Task directions: Return the whole listing, keeping every character the same.

Data to use:

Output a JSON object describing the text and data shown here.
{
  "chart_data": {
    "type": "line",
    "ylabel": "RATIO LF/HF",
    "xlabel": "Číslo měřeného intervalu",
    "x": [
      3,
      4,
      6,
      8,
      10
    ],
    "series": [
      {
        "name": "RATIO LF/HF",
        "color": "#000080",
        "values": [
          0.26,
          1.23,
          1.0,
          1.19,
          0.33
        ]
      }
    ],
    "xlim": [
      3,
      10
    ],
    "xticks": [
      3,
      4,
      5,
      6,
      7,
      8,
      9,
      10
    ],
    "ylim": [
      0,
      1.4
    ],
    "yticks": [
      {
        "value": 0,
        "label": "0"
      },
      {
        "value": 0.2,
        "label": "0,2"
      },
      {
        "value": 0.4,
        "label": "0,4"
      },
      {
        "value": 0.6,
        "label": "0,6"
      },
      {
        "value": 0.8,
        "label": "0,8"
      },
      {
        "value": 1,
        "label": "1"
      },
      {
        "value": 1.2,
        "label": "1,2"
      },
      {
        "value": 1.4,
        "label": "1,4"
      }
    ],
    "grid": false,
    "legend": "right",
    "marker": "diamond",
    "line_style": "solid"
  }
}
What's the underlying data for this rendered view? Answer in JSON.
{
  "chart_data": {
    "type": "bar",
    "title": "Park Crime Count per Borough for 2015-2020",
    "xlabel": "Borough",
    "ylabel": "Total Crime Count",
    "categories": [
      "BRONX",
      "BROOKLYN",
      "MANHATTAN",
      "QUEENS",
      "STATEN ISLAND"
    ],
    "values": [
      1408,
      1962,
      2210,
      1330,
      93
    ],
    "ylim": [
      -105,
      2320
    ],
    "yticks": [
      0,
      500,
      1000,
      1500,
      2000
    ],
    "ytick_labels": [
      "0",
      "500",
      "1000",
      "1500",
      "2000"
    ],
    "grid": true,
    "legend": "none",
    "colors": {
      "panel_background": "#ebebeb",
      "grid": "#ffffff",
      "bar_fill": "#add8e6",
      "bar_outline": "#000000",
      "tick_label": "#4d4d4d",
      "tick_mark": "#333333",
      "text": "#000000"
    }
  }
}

Answer to this exercise:
Output a JSON object describing the text and data shown here.
{
  "chart_data": {
    "type": "line",
    "ylabel": "RATIO LF/HF",
    "xlabel": "Číslo měřeného intervalu",
    "x": [
      3,
      4,
      6,
      8,
      10
    ],
    "series": [
      {
        "name": "RATIO LF/HF",
        "color": "#000080",
        "values": [
          0.26,
          1.23,
          1.0,
          1.19,
          0.33
        ]
      }
    ],
    "xlim": [
      3,
      10
    ],
    "xticks": [
      3,
      4,
      5,
      6,
      7,
      8,
      9,
      10
    ],
    "ylim": [
      0,
      1.4
    ],
    "yticks": [
      {
        "value": 0,
        "label": "0"
      },
      {
        "value": 0.2,
        "label": "0,2"
      },
      {
        "value": 0.4,
        "label": "0,4"
      },
      {
        "value": 0.6,
        "label": "0,6"
      },
      {
        "value": 0.8,
        "label": "0,8"
      },
      {
        "value": 1,
        "label": "1"
      },
      {
        "value": 1.2,
        "label": "1,2"
      },
      {
        "value": 1.4,
        "label": "1,4"
      }
    ],
    "grid": false,
    "legend": "right",
    "marker": "diamond",
    "line_style": "solid"
  }
}
What's the underlying data for this rendered view? Answer in JSON.
{
  "chart_data": {
    "type": "bar",
    "title": "Park Crime Count per Borough for 2015-2020",
    "xlabel": "Borough",
    "ylabel": "Total Crime Count",
    "categories": [
      "BRONX",
      "BROOKLYN",
      "MANHATTAN",
      "QUEENS",
      "STATEN ISLAND"
    ],
    "values": [
      1408,
      1962,
      2210,
      1330,
      93
    ],
    "ylim": [
      -105,
      2320
    ],
    "yticks": [
      0,
      500,
      1000,
      1500,
      2000
    ],
    "ytick_labels": [
      "0",
      "500",
      "1000",
      "1500",
      "2000"
    ],
    "grid": true,
    "legend": "none",
    "colors": {
      "panel_background": "#ebebeb",
      "grid": "#ffffff",
      "bar_fill": "#add8e6",
      "bar_outline": "#000000",
      "tick_label": "#4d4d4d",
      "tick_mark": "#333333",
      "text": "#000000"
    }
  }
}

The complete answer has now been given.